▶ [TASK TO COMPLETE]:
Repeat the records exactly. Every line must match.
:::::
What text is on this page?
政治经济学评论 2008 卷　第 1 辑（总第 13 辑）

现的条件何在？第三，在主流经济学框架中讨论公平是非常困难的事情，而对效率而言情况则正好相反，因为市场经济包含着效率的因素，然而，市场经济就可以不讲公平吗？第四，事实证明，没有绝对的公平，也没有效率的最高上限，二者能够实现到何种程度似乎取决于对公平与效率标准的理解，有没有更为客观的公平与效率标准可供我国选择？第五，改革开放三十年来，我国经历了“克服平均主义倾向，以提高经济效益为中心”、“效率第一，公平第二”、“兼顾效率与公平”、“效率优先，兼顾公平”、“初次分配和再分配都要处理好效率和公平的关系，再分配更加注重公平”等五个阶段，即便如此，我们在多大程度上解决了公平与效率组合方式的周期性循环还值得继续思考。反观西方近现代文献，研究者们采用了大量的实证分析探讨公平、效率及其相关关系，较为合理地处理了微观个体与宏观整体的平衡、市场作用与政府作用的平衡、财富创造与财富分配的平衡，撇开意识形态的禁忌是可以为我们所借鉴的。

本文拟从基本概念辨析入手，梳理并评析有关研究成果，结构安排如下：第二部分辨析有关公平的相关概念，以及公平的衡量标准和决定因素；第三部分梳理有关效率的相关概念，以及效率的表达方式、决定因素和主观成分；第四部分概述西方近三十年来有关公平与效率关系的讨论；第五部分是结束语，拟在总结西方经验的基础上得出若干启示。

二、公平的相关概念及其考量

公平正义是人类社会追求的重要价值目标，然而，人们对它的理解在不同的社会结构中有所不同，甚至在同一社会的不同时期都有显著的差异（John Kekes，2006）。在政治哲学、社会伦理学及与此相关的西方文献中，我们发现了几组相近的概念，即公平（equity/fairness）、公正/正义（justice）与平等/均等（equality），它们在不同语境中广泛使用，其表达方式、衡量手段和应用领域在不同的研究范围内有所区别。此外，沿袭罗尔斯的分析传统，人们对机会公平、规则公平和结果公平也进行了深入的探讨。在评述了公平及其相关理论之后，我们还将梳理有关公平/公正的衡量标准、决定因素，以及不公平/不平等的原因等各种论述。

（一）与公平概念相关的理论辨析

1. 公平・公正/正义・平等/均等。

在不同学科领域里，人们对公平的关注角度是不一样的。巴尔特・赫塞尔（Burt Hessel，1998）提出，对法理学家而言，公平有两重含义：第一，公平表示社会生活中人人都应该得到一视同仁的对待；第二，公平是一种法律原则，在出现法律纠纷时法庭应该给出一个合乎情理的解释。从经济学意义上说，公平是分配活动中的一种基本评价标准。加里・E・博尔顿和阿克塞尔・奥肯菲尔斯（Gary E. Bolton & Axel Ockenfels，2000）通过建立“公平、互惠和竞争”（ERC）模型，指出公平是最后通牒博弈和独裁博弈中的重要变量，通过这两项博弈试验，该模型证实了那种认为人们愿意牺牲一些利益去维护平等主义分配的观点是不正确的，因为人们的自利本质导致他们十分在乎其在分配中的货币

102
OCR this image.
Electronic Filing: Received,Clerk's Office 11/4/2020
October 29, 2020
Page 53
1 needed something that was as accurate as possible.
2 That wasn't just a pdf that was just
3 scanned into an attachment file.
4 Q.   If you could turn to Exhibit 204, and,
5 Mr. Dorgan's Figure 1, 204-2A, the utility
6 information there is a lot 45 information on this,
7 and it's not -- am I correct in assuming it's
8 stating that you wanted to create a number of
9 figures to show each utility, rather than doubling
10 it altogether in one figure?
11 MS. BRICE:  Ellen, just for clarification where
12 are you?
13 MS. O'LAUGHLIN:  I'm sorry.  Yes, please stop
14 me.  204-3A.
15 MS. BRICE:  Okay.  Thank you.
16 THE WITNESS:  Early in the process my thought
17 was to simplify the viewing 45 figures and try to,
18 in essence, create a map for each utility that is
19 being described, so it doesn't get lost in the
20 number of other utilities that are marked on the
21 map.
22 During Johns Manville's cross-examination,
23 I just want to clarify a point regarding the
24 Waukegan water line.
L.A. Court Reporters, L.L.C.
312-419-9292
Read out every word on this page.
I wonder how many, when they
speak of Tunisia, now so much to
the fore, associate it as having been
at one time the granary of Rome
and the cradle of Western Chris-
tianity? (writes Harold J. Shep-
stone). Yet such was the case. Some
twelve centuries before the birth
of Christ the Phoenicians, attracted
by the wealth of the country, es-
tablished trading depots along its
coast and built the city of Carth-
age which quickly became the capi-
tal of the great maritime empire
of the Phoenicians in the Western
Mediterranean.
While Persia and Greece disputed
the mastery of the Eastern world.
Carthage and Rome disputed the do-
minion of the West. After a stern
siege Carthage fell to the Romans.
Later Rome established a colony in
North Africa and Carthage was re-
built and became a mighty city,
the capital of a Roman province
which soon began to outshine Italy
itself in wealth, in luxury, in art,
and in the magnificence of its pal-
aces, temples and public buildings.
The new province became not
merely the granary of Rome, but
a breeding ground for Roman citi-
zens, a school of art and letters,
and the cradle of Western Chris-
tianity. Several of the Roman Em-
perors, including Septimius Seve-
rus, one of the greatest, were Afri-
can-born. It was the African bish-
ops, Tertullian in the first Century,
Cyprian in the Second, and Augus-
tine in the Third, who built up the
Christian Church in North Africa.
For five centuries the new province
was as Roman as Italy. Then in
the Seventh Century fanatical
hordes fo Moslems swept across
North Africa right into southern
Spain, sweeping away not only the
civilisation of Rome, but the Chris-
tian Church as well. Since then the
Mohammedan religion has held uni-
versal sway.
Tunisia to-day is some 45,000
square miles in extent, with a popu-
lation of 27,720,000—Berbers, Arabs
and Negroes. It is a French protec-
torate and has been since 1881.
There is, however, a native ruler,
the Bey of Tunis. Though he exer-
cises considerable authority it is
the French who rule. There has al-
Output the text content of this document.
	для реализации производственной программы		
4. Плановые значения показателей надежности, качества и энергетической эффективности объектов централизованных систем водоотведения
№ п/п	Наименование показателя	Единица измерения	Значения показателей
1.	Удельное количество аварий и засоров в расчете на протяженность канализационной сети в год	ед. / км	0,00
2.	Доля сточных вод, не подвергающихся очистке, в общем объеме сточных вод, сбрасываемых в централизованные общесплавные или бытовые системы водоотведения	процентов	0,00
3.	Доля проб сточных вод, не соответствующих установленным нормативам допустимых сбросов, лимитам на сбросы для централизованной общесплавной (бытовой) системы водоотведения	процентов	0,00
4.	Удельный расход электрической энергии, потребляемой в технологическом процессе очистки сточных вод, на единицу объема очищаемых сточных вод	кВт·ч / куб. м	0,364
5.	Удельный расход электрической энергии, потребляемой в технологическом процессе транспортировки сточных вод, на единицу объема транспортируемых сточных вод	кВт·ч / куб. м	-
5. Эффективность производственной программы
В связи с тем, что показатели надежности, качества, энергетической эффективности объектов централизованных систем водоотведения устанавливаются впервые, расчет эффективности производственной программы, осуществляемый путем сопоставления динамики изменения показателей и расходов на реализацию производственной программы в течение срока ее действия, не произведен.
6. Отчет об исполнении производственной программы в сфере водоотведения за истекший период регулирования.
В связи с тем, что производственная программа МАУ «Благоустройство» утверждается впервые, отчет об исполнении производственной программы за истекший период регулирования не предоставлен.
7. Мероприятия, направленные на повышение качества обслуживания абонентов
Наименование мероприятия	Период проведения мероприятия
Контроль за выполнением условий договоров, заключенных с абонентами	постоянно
:::::
▶ [CORRECT ANSWER]:
What text is on this page?
政治经济学评论 2008 卷　第 1 辑（总第 13 辑）

现的条件何在？第三，在主流经济学框架中讨论公平是非常困难的事情，而对效率而言情况则正好相反，因为市场经济包含着效率的因素，然而，市场经济就可以不讲公平吗？第四，事实证明，没有绝对的公平，也没有效率的最高上限，二者能够实现到何种程度似乎取决于对公平与效率标准的理解，有没有更为客观的公平与效率标准可供我国选择？第五，改革开放三十年来，我国经历了“克服平均主义倾向，以提高经济效益为中心”、“效率第一，公平第二”、“兼顾效率与公平”、“效率优先，兼顾公平”、“初次分配和再分配都要处理好效率和公平的关系，再分配更加注重公平”等五个阶段，即便如此，我们在多大程度上解决了公平与效率组合方式的周期性循环还值得继续思考。反观西方近现代文献，研究者们采用了大量的实证分析探讨公平、效率及其相关关系，较为合理地处理了微观个体与宏观整体的平衡、市场作用与政府作用的平衡、财富创造与财富分配的平衡，撇开意识形态的禁忌是可以为我们所借鉴的。

本文拟从基本概念辨析入手，梳理并评析有关研究成果，结构安排如下：第二部分辨析有关公平的相关概念，以及公平的衡量标准和决定因素；第三部分梳理有关效率的相关概念，以及效率的表达方式、决定因素和主观成分；第四部分概述西方近三十年来有关公平与效率关系的讨论；第五部分是结束语，拟在总结西方经验的基础上得出若干启示。

二、公平的相关概念及其考量

公平正义是人类社会追求的重要价值目标，然而，人们对它的理解在不同的社会结构中有所不同，甚至在同一社会的不同时期都有显著的差异（John Kekes，2006）。在政治哲学、社会伦理学及与此相关的西方文献中，我们发现了几组相近的概念，即公平（equity/fairness）、公正/正义（justice）与平等/均等（equality），它们在不同语境中广泛使用，其表达方式、衡量手段和应用领域在不同的研究范围内有所区别。此外，沿袭罗尔斯的分析传统，人们对机会公平、规则公平和结果公平也进行了深入的探讨。在评述了公平及其相关理论之后，我们还将梳理有关公平/公正的衡量标准、决定因素，以及不公平/不平等的原因等各种论述。

（一）与公平概念相关的理论辨析

1. 公平・公正/正义・平等/均等。

在不同学科领域里，人们对公平的关注角度是不一样的。巴尔特・赫塞尔（Burt Hessel，1998）提出，对法理学家而言，公平有两重含义：第一，公平表示社会生活中人人都应该得到一视同仁的对待；第二，公平是一种法律原则，在出现法律纠纷时法庭应该给出一个合乎情理的解释。从经济学意义上说，公平是分配活动中的一种基本评价标准。加里・E・博尔顿和阿克塞尔・奥肯菲尔斯（Gary E. Bolton & Axel Ockenfels，2000）通过建立“公平、互惠和竞争”（ERC）模型，指出公平是最后通牒博弈和独裁博弈中的重要变量，通过这两项博弈试验，该模型证实了那种认为人们愿意牺牲一些利益去维护平等主义分配的观点是不正确的，因为人们的自利本质导致他们十分在乎其在分配中的货币

102
OCR this image.
Electronic Filing: Received,Clerk's Office 11/4/2020
October 29, 2020
Page 53
1 needed something that was as accurate as possible.
2 That wasn't just a pdf that was just
3 scanned into an attachment file.
4 Q.   If you could turn to Exhibit 204, and,
5 Mr. Dorgan's Figure 1, 204-2A, the utility
6 information there is a lot 45 information on this,
7 and it's not -- am I correct in assuming it's
8 stating that you wanted to create a number of
9 figures to show each utility, rather than doubling
10 it altogether in one figure?
11 MS. BRICE:  Ellen, just for clarification where
12 are you?
13 MS. O'LAUGHLIN:  I'm sorry.  Yes, please stop
14 me.  204-3A.
15 MS. BRICE:  Okay.  Thank you.
16 THE WITNESS:  Early in the process my thought
17 was to simplify the viewing 45 figures and try to,
18 in essence, create a map for each utility that is
19 being described, so it doesn't get lost in the
20 number of other utilities that are marked on the
21 map.
22 During Johns Manville's cross-examination,
23 I just want to clarify a point regarding the
24 Waukegan water line.
L.A. Court Reporters, L.L.C.
312-419-9292
Read out every word on this page.
I wonder how many, when they
speak of Tunisia, now so much to
the fore, associate it as having been
at one time the granary of Rome
and the cradle of Western Chris-
tianity? (writes Harold J. Shep-
stone). Yet such was the case. Some
twelve centuries before the birth
of Christ the Phoenicians, attracted
by the wealth of the country, es-
tablished trading depots along its
coast and built the city of Carth-
age which quickly became the capi-
tal of the great maritime empire
of the Phoenicians in the Western
Mediterranean.
While Persia and Greece disputed
the mastery of the Eastern world.
Carthage and Rome disputed the do-
minion of the West. After a stern
siege Carthage fell to the Romans.
Later Rome established a colony in
North Africa and Carthage was re-
built and became a mighty city,
the capital of a Roman province
which soon began to outshine Italy
itself in wealth, in luxury, in art,
and in the magnificence of its pal-
aces, temples and public buildings.
The new province became not
merely the granary of Rome, but
a breeding ground for Roman citi-
zens, a school of art and letters,
and the cradle of Western Chris-
tianity. Several of the Roman Em-
perors, including Septimius Seve-
rus, one of the greatest, were Afri-
can-born. It was the African bish-
ops, Tertullian in the first Century,
Cyprian in the Second, and Augus-
tine in the Third, who built up the
Christian Church in North Africa.
For five centuries the new province
was as Roman as Italy. Then in
the Seventh Century fanatical
hordes fo Moslems swept across
North Africa right into southern
Spain, sweeping away not only the
civilisation of Rome, but the Chris-
tian Church as well. Since then the
Mohammedan religion has held uni-
versal sway.
Tunisia to-day is some 45,000
square miles in extent, with a popu-
lation of 27,720,000—Berbers, Arabs
and Negroes. It is a French protec-
torate and has been since 1881.
There is, however, a native ruler,
the Bey of Tunis. Though he exer-
cises considerable authority it is
the French who rule. There has al-
Output the text content of this document.
	для реализации производственной программы		
4. Плановые значения показателей надежности, качества и энергетической эффективности объектов централизованных систем водоотведения
№ п/п	Наименование показателя	Единица измерения	Значения показателей
1.	Удельное количество аварий и засоров в расчете на протяженность канализационной сети в год	ед. / км	0,00
2.	Доля сточных вод, не подвергающихся очистке, в общем объеме сточных вод, сбрасываемых в централизованные общесплавные или бытовые системы водоотведения	процентов	0,00
3.	Доля проб сточных вод, не соответствующих установленным нормативам допустимых сбросов, лимитам на сбросы для централизованной общесплавной (бытовой) системы водоотведения	процентов	0,00
4.	Удельный расход электрической энергии, потребляемой в технологическом процессе очистки сточных вод, на единицу объема очищаемых сточных вод	кВт·ч / куб. м	0,364
5.	Удельный расход электрической энергии, потребляемой в технологическом процессе транспортировки сточных вод, на единицу объема транспортируемых сточных вод	кВт·ч / куб. м	-
5. Эффективность производственной программы
В связи с тем, что показатели надежности, качества, энергетической эффективности объектов централизованных систем водоотведения устанавливаются впервые, расчет эффективности производственной программы, осуществляемый путем сопоставления динамики изменения показателей и расходов на реализацию производственной программы в течение срока ее действия, не произведен.
6. Отчет об исполнении производственной программы в сфере водоотведения за истекший период регулирования.
В связи с тем, что производственная программа МАУ «Благоустройство» утверждается впервые, отчет об исполнении производственной программы за истекший период регулирования не предоставлен.
7. Мероприятия, направленные на повышение качества обслуживания абонентов
Наименование мероприятия	Период проведения мероприятия
Контроль за выполнением условий договоров, заключенных с абонентами	постоянно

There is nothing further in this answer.